Amaç A: Kayıtların ilk satırından başla ve "x-exponent-base-pcm: 10 [758, 621, 776, 638]" bulunan satırdan sonra dur; bu iki satır da dahil olmak üzere aradaki satırları hiç değiştirmeden kopyala.

---

25 Kasım 2018

Sakızdan çıkan dövme

Mahkeme, 16 yaşında bir çocuğu alıp bir eve götürmenin, uyuşturucuyu vermenin, çocukla cinsel ilişkiye girmenin cezasının sadece 1 yıl olduğunu açıkladı...

Yargı kararları, sadece bir olayla ilgili yaptırımı açıklamaz. Aynı zamanda benzer bir eylemde bulunacağınızda başınıza ne geleceğini de size söyler.

Yakın zamanda, memleketin kimilerine göre “kader mahkûmu” olan çocuk istismarcıları, uyuşturucu satıcıları ve kullanıcıları, Antalya Bölge Adliye Mahkemesi 8. Dairesi’nden gelen bir kararla sevindi.

Zira mahkeme, kayıtlara göre 16 yaşında olan bir çocuğa Facebook’tan uyuşturucu bulabileceğini söylemenin, çocuğu alıp bir eve götürmenin, uyuşturucuyu vermenin, çocukla cinsel ilişkiye girmenin cezasının sadece 1 yıl olduğunu açıkladı.

Üstelik, çocuk ölse de tecavüze uğrasa da gırtlağında ekimotik alanlar, yaralar, delikler olsa da cansız bedeni ıslak bezle temizlenip, küçük bir valize yerleştirilerek 150 km. uzaklıktaki bir araziye çıplak halde atılsa da ceza değişmiyor.

---

Amaç B: Mahkeme kararını anlatan yazıya göre şu ifadelerin her biri doğru mu: (i) Karar, Antalya Bölge Adliye Mahkemesi 8. Dairesi'nden geldi; (ii) Çocuğa uyuşturucu bulabileceği Instagram'dan söylendi; (iii) Mahkeme, cezanın 5 yıl olduğunu açıkladı? Lütfen her birine evet ya da hayır de ve yazıdan belirleyici sözleri aynen alıntıla.

---

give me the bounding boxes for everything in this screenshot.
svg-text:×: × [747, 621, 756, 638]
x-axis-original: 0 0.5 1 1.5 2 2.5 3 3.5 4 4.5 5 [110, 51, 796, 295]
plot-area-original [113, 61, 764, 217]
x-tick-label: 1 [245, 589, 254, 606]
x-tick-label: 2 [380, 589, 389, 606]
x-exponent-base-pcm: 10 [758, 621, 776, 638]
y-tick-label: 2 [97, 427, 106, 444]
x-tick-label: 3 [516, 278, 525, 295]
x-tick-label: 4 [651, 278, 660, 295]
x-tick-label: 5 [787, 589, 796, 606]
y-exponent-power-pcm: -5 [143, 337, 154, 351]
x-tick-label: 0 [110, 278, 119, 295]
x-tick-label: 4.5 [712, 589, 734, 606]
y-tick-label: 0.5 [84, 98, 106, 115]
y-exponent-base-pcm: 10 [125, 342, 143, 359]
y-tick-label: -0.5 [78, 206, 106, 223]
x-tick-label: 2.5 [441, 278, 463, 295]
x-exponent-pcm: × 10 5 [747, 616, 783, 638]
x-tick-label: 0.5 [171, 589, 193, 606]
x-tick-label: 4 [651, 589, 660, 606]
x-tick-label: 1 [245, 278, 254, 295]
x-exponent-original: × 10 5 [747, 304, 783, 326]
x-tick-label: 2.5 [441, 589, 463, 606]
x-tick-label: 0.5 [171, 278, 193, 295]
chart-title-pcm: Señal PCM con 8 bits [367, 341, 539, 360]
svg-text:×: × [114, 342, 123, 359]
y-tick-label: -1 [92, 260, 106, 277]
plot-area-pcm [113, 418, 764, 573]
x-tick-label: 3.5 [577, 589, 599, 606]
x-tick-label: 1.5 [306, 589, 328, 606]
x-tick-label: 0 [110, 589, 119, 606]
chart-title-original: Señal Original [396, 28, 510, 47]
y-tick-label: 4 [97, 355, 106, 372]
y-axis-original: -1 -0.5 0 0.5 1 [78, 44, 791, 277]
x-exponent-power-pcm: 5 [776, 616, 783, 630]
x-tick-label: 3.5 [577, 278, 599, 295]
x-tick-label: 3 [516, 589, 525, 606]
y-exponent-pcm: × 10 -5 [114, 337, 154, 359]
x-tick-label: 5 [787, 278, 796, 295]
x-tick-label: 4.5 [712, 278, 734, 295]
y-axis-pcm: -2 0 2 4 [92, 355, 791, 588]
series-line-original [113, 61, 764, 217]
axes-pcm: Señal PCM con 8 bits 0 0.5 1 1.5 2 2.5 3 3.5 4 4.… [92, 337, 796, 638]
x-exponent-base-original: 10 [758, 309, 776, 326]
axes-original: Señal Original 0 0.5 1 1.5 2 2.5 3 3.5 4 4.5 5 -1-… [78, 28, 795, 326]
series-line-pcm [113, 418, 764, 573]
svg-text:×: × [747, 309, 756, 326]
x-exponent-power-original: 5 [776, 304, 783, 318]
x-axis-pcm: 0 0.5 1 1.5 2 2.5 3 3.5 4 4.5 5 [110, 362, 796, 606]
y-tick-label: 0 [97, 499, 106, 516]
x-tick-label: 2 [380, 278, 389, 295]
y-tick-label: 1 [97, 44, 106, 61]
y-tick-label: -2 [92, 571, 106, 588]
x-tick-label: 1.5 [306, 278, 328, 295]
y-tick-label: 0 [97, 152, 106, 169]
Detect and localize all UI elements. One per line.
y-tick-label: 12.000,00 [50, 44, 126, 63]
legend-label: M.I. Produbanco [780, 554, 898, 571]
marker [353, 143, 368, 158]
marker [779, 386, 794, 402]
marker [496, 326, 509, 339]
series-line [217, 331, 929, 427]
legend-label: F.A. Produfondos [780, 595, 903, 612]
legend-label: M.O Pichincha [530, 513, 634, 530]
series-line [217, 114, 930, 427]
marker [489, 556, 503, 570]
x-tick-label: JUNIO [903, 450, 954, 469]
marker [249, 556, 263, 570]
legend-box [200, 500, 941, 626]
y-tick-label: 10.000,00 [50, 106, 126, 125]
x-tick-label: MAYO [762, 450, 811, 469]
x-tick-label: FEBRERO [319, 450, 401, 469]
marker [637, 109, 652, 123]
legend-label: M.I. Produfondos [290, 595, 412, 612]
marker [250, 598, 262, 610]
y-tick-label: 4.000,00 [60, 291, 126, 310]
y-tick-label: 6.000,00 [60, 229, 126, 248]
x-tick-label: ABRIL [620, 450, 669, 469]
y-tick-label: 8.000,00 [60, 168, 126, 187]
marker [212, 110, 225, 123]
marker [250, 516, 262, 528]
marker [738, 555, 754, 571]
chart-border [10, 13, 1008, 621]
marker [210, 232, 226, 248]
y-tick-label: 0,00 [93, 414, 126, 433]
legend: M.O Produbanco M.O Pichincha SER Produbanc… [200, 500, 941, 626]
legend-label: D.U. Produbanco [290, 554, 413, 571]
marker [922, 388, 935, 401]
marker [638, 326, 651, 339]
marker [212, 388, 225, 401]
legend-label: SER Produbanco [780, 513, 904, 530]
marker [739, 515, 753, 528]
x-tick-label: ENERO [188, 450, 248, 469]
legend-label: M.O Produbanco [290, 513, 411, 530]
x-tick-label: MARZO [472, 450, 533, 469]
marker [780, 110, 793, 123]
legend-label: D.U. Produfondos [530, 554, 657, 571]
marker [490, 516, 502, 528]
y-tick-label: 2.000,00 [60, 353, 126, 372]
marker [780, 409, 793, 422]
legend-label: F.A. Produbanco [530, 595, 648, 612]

---

Yazılı yanıt A:
give me the bounding boxes for everything in this screenshot.
svg-text:×: × [747, 621, 756, 638]
x-axis-original: 0 0.5 1 1.5 2 2.5 3 3.5 4 4.5 5 [110, 51, 796, 295]
plot-area-original [113, 61, 764, 217]
x-tick-label: 1 [245, 589, 254, 606]
x-tick-label: 2 [380, 589, 389, 606]
x-exponent-base-pcm: 10 [758, 621, 776, 638]

Yazılı yanıt B:
(i) Evet: "Antalya Bölge Adliye Mahkemesi 8. Dairesi’nden gelen bir kararla sevindi"
(ii) Hayır: "Facebook’tan uyuşturucu bulabileceğini söylemenin"
(iii) Hayır: "cezasının sadece 1 yıl olduğunu açıkladı"